Aim of the task:
Comb the records below for the string "bedrijven" and copy each line where it turns up.

Dataset rows
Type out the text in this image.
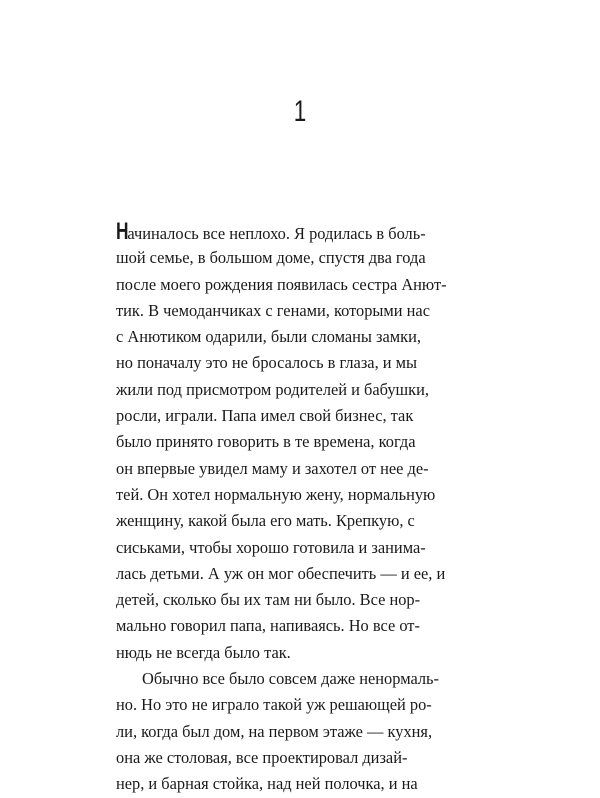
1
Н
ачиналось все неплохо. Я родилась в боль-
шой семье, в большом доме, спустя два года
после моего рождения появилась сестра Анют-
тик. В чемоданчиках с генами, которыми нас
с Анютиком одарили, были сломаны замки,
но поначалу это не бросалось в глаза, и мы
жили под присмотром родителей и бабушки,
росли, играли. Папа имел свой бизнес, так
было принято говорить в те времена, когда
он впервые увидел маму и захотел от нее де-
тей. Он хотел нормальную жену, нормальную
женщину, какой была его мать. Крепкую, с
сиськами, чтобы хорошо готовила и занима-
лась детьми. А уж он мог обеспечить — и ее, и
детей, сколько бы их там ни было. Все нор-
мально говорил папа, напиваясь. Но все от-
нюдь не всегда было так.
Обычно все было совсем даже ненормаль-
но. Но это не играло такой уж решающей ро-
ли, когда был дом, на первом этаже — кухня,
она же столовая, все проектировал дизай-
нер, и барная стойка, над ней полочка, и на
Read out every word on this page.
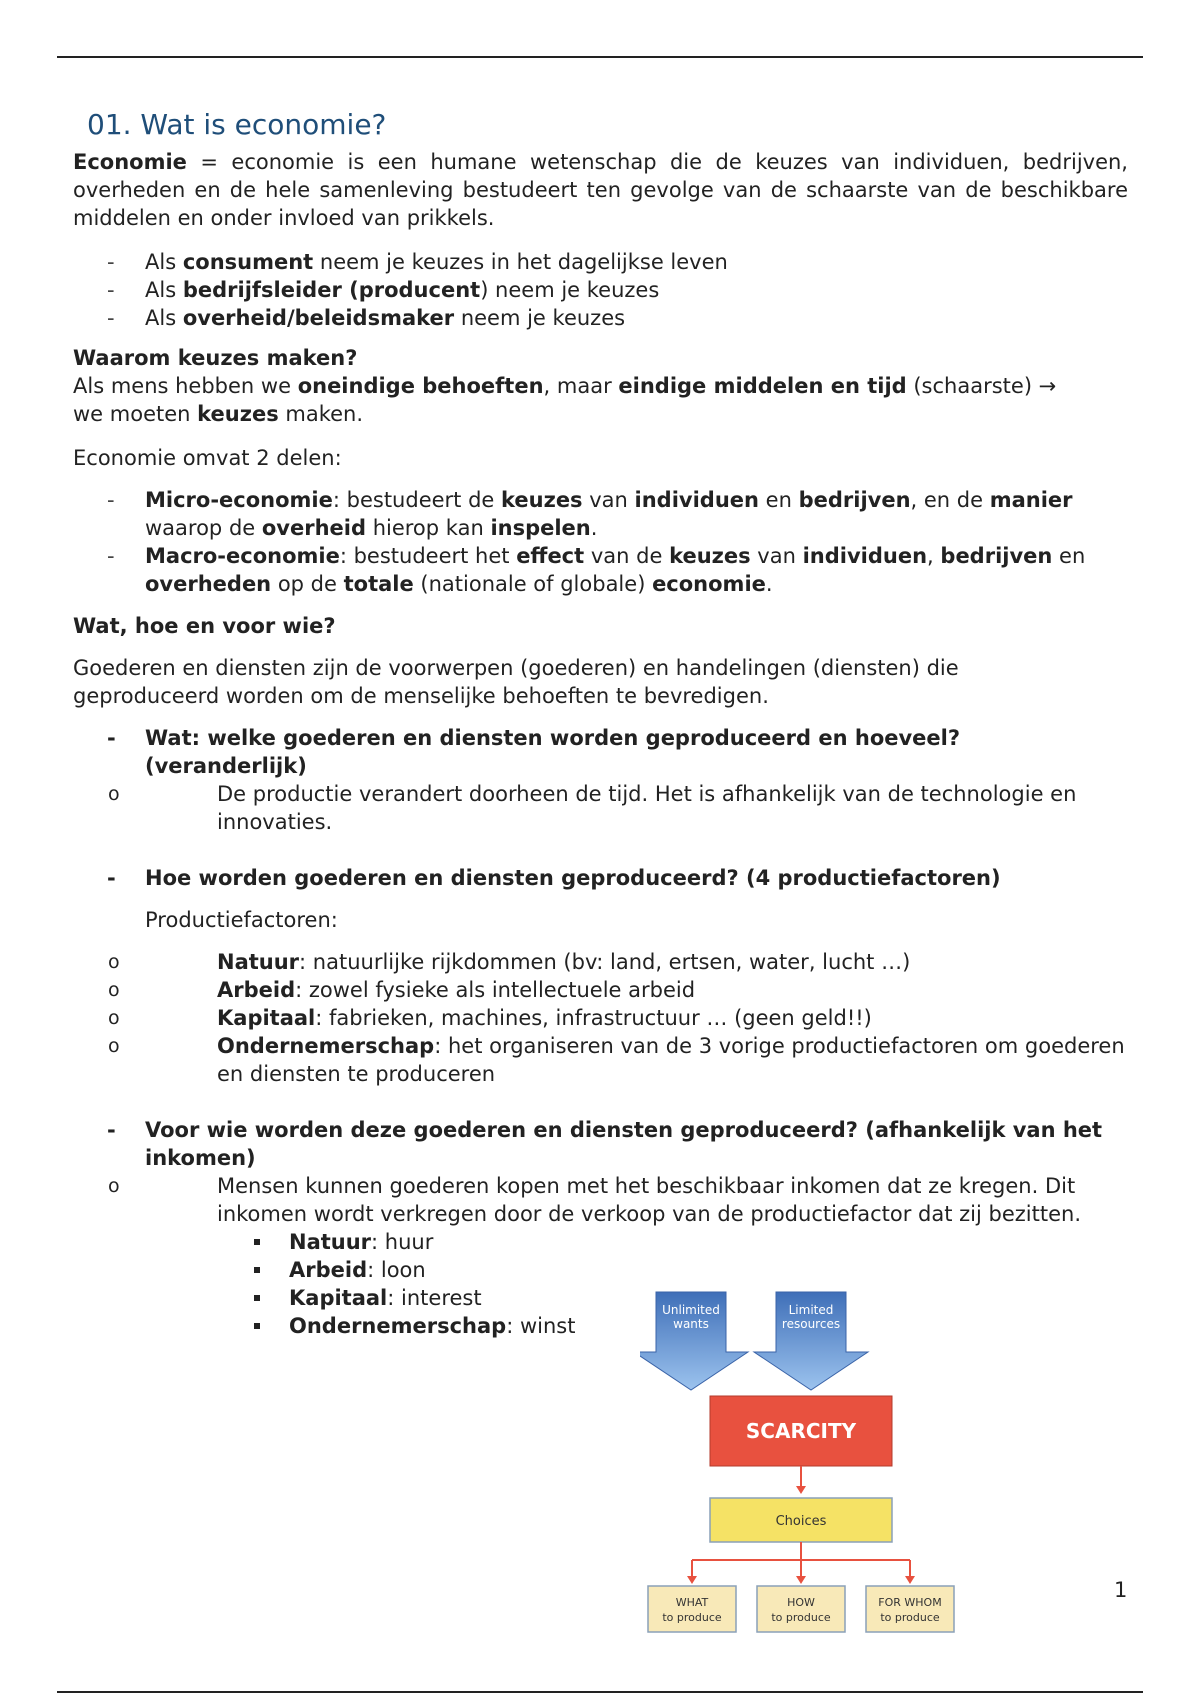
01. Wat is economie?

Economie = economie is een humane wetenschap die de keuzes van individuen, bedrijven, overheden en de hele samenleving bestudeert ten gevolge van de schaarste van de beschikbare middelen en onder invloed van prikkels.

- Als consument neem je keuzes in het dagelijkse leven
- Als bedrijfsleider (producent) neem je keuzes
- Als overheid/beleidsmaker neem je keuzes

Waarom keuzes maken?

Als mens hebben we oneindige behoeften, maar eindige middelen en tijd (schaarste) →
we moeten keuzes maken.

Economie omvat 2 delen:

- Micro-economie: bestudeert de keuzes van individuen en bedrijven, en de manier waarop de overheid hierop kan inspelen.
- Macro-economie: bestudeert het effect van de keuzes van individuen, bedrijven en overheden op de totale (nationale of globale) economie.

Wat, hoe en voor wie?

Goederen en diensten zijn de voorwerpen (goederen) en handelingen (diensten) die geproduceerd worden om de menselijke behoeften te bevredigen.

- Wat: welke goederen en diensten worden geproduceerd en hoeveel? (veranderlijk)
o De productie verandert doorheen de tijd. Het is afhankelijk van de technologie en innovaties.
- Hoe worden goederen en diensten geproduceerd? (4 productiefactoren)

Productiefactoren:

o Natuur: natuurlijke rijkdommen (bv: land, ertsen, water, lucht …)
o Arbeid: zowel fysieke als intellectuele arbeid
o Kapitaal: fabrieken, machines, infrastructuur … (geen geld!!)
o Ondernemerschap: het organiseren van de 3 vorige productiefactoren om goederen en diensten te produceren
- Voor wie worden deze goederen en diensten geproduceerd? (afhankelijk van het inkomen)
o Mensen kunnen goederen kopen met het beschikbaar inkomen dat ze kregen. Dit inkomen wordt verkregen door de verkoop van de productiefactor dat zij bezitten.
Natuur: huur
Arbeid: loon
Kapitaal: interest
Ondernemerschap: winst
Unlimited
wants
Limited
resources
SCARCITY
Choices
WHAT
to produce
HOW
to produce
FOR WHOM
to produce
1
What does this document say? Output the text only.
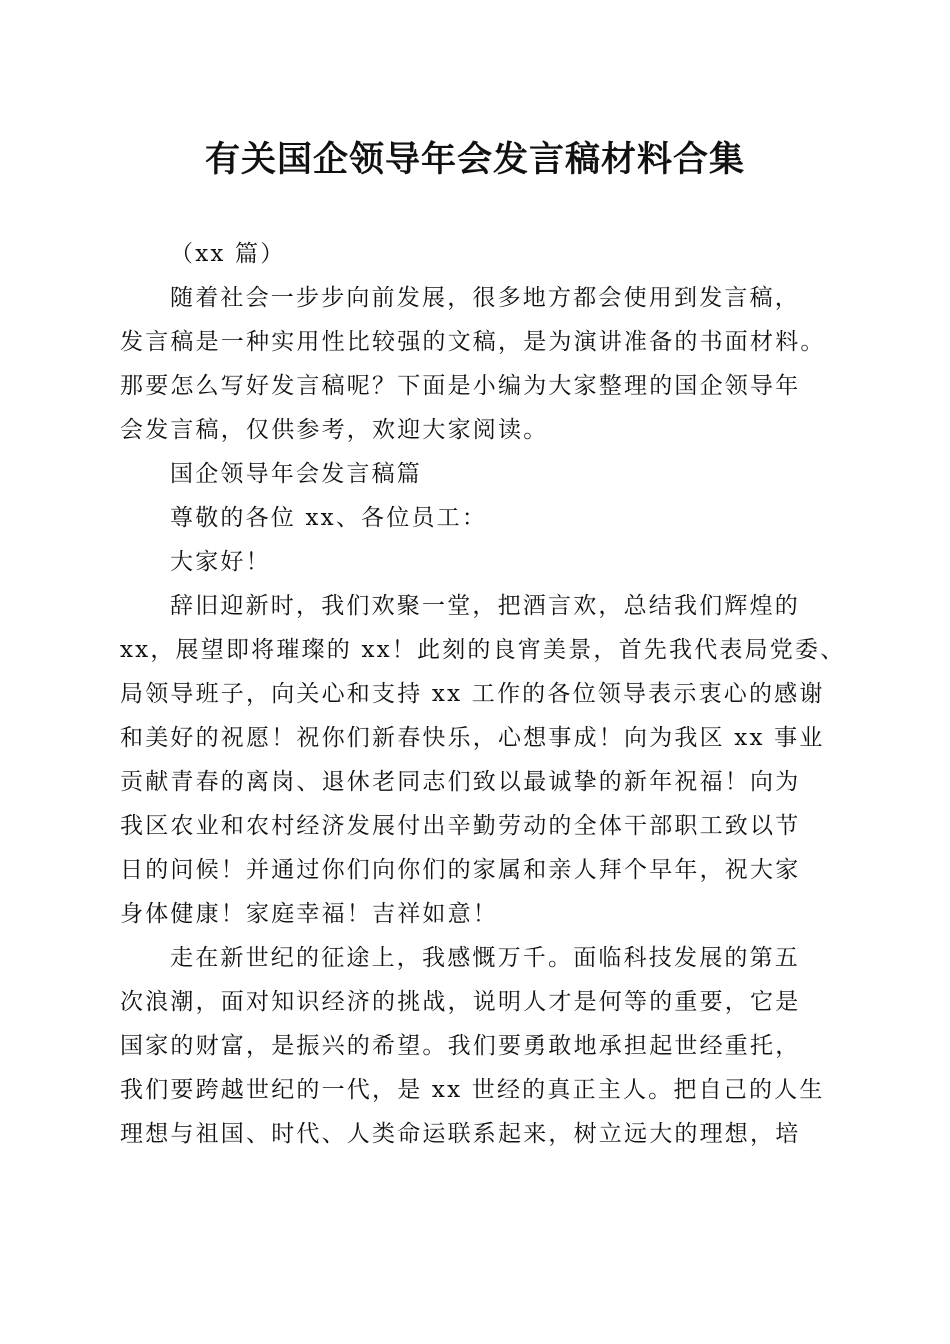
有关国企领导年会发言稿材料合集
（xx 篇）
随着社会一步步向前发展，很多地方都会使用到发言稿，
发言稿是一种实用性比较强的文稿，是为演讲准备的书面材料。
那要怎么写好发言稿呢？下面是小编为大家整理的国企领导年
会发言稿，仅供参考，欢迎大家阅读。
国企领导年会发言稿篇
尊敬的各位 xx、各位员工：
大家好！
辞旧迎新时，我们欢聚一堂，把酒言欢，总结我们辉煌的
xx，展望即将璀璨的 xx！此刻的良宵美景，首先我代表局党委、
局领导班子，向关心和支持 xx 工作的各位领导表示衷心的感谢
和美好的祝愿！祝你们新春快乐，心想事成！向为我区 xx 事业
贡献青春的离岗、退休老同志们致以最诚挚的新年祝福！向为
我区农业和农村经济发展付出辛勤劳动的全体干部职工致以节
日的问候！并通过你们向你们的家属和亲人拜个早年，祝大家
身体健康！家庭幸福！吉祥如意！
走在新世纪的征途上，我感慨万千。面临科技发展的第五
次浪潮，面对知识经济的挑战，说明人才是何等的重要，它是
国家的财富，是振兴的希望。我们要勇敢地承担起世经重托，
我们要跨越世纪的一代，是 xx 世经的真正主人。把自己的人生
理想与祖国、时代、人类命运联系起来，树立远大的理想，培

Right answer:
Economie = economie is een humane wetenschap die de keuzes van individuen, bedrijven, overheden en de hele samenleving bestudeert ten gevolge van de schaarste van de beschikbare middelen en onder invloed van prikkels.
- Micro-economie: bestudeert de keuzes van individuen en bedrijven, en de manier waarop de overheid hierop kan inspelen.
- Macro-economie: bestudeert het effect van de keuzes van individuen, bedrijven en overheden op de totale (nationale of globale) economie.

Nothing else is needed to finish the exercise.